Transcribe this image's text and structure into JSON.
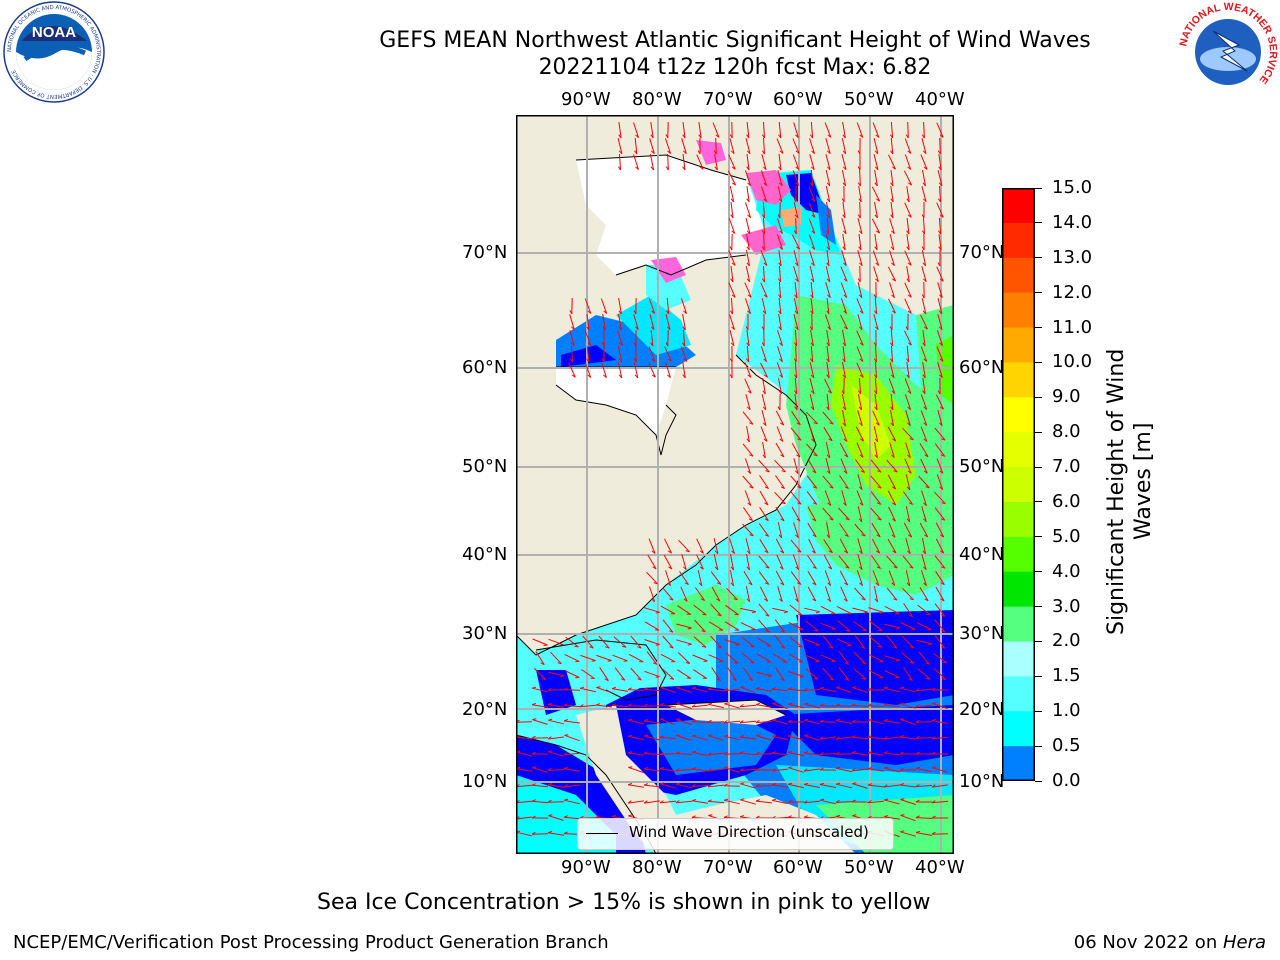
{
  "header": {
    "title_line1": "GEFS MEAN Northwest Atlantic Significant Height of Wind Waves",
    "title_line2": "20221104 t12z 120h fcst   Max: 6.82"
  },
  "logos": {
    "left": "NOAA",
    "left_ring": "NATIONAL OCEANIC AND ATMOSPHERIC ADMINISTRATION · U.S. DEPARTMENT OF COMMERCE",
    "right_ring": "NATIONAL WEATHER SERVICE"
  },
  "map": {
    "lon_labels": [
      "90°W",
      "80°W",
      "70°W",
      "60°W",
      "50°W",
      "40°W"
    ],
    "lat_labels": [
      "70°N",
      "60°N",
      "50°N",
      "40°N",
      "30°N",
      "20°N",
      "10°N"
    ],
    "legend_text": "Wind Wave Direction (unscaled)",
    "colors": {
      "land": "#efecdc",
      "ice_white": "#ffffff",
      "wind_arrow": "#ff0000",
      "grid": "#b0b0b0"
    }
  },
  "colorbar": {
    "label": "Significant Height of Wind Waves [m]",
    "label_line1": "Significant Height of Wind",
    "label_line2": "Waves [m]",
    "ticks": [
      "15.0",
      "14.0",
      "13.0",
      "12.0",
      "11.0",
      "10.0",
      "9.0",
      "8.0",
      "7.0",
      "6.0",
      "5.0",
      "4.0",
      "3.0",
      "2.0",
      "1.5",
      "1.0",
      "0.5",
      "0.0"
    ],
    "colors": [
      "#ff0000",
      "#ff2a00",
      "#ff5500",
      "#ff8000",
      "#ffaa00",
      "#ffd400",
      "#ffff00",
      "#e6ff00",
      "#ccff00",
      "#99ff00",
      "#55ff00",
      "#00e600",
      "#55ff80",
      "#aaffff",
      "#55ffff",
      "#00ffff",
      "#0080ff",
      "#0000ff"
    ]
  },
  "caption": "Sea Ice Concentration > 15% is shown in pink to yellow",
  "footer": {
    "left": "NCEP/EMC/Verification Post Processing Product Generation Branch",
    "right_date": "06 Nov 2022 on ",
    "right_host": "Hera"
  }
}
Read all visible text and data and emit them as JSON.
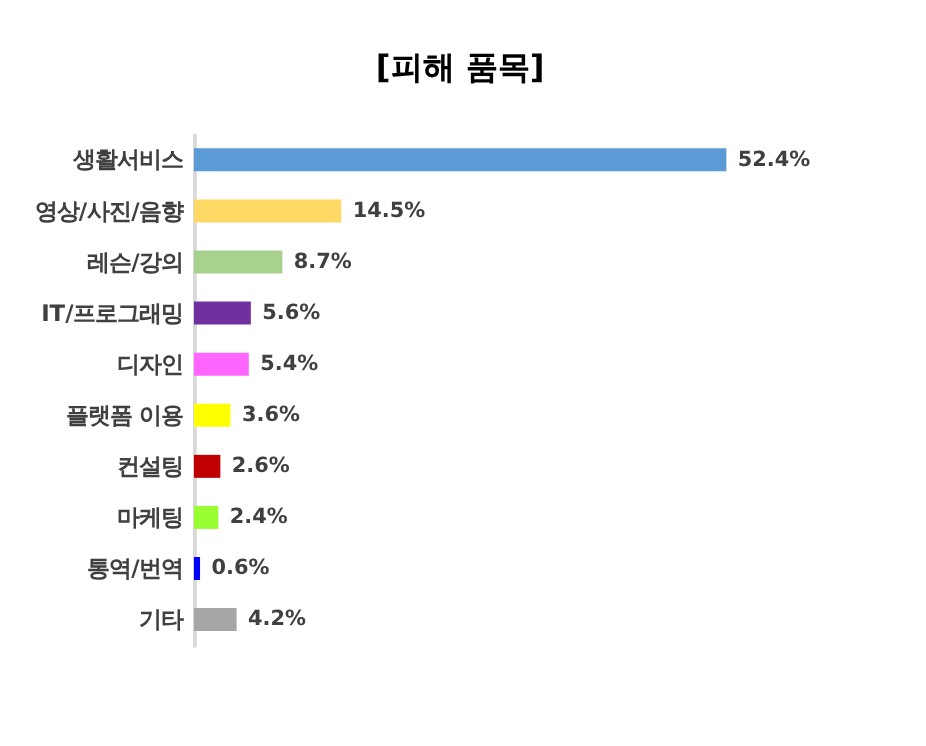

> _Exercise aim_: Write out the whole listing exactly, and drop the pictures.

> _Answer_:
Transcribe this image's text and structure into JSON.
{
  "header": {
    "title_line1": "GEFS MEAN Northwest Atlantic Significant Height of Wind Waves",
    "title_line2": "20221104 t12z 120h fcst   Max: 6.82"
  },
  "logos": {
    "left": "NOAA",
    "left_ring": "NATIONAL OCEANIC AND ATMOSPHERIC ADMINISTRATION · U.S. DEPARTMENT OF COMMERCE",
    "right_ring": "NATIONAL WEATHER SERVICE"
  },
  "map": {
    "lon_labels": [
      "90°W",
      "80°W",
      "70°W",
      "60°W",
      "50°W",
      "40°W"
    ],
    "lat_labels": [
      "70°N",
      "60°N",
      "50°N",
      "40°N",
      "30°N",
      "20°N",
      "10°N"
    ],
    "legend_text": "Wind Wave Direction (unscaled)",
    "colors": {
      "land": "#efecdc",
      "ice_white": "#ffffff",
      "wind_arrow": "#ff0000",
      "grid": "#b0b0b0"
    }
  },
  "colorbar": {
    "label": "Significant Height of Wind Waves [m]",
    "label_line1": "Significant Height of Wind",
    "label_line2": "Waves [m]",
    "ticks": [
      "15.0",
      "14.0",
      "13.0",
      "12.0",
      "11.0",
      "10.0",
      "9.0",
      "8.0",
      "7.0",
      "6.0",
      "5.0",
      "4.0",
      "3.0",
      "2.0",
      "1.5",
      "1.0",
      "0.5",
      "0.0"
    ],
    "colors": [
      "#ff0000",
      "#ff2a00",
      "#ff5500",
      "#ff8000",
      "#ffaa00",
      "#ffd400",
      "#ffff00",
      "#e6ff00",
      "#ccff00",
      "#99ff00",
      "#55ff00",
      "#00e600",
      "#55ff80",
      "#aaffff",
      "#55ffff",
      "#00ffff",
      "#0080ff",
      "#0000ff"
    ]
  },
  "caption": "Sea Ice Concentration > 15% is shown in pink to yellow",
  "footer": {
    "left": "NCEP/EMC/Verification Post Processing Product Generation Branch",
    "right_date": "06 Nov 2022 on ",
    "right_host": "Hera"
  }
}
Read all visible text and data and emit them as JSON.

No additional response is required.